> [PROVIDED DATA]:
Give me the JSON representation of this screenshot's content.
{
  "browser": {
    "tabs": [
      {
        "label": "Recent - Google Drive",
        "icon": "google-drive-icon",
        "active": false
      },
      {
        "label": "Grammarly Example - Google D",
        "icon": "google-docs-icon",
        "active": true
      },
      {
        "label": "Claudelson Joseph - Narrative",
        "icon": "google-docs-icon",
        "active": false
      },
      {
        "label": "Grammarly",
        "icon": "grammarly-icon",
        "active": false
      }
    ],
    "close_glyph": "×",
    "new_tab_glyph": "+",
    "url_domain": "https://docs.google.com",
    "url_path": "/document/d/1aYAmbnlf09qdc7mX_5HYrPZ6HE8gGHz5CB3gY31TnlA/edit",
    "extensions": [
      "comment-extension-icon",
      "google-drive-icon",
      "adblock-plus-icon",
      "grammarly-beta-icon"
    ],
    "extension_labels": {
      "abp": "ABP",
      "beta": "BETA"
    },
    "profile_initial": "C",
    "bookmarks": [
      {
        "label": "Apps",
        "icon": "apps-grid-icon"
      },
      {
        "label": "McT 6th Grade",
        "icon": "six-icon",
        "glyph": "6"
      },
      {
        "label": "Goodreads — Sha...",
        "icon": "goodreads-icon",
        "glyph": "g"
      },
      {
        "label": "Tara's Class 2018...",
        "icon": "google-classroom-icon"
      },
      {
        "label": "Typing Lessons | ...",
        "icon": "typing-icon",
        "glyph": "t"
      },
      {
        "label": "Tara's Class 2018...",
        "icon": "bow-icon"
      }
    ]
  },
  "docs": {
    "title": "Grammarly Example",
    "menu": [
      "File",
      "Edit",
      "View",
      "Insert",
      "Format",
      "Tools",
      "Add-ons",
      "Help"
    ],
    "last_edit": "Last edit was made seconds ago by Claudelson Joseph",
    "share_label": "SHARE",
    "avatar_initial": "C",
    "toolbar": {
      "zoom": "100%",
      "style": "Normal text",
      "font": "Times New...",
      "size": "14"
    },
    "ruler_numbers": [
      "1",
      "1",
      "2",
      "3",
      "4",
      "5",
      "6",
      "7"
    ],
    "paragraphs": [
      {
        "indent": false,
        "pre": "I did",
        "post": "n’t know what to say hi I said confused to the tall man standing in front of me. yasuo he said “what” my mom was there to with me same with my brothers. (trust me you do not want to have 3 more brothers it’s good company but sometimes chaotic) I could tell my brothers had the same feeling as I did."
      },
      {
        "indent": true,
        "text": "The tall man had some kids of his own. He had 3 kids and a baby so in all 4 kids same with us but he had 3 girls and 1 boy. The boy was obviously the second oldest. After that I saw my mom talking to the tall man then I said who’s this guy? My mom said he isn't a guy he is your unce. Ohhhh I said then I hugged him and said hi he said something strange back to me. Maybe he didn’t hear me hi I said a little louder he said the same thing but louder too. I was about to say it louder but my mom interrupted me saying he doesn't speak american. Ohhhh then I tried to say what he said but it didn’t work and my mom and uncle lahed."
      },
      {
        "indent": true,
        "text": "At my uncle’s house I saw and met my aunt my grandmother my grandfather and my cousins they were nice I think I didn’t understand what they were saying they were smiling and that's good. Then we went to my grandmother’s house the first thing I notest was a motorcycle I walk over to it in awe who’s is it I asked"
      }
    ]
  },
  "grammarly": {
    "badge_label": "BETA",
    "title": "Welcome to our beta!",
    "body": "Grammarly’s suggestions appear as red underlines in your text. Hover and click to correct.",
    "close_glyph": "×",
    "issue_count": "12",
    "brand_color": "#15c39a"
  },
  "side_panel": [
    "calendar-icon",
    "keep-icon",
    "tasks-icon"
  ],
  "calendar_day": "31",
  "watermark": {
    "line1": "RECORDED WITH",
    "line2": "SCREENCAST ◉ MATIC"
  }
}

> [WORK REQUIRED]: Show every line from the entries above in which the word "that" appears.

> [COMPLETE RESPONSE]:
        "text": "The tall man had some kids of his own. He had 3 kids and a baby so in all 4 kids same with us but he had 3 girls and 1 boy. The boy was obviously the second oldest. After that I saw my mom talking to the tall man then I said who’s this guy? My mom said he isn't a guy he is your unce. Ohhhh I said then I hugged him and said hi he said something strange back to me. Maybe he didn’t hear me hi I said a little louder he said the same thing but louder too. I was about to say it louder but my mom interrupted me saying he doesn't speak american. Ohhhh then I tried to say what he said but it didn’t work and my mom and uncle lahed."
        "text": "At my uncle’s house I saw and met my aunt my grandmother my grandfather and my cousins they were nice I think I didn’t understand what they were saying they were smiling and that's good. Then we went to my grandmother’s house the first thing I notest was a motorcycle I walk over to it in awe who’s is it I asked"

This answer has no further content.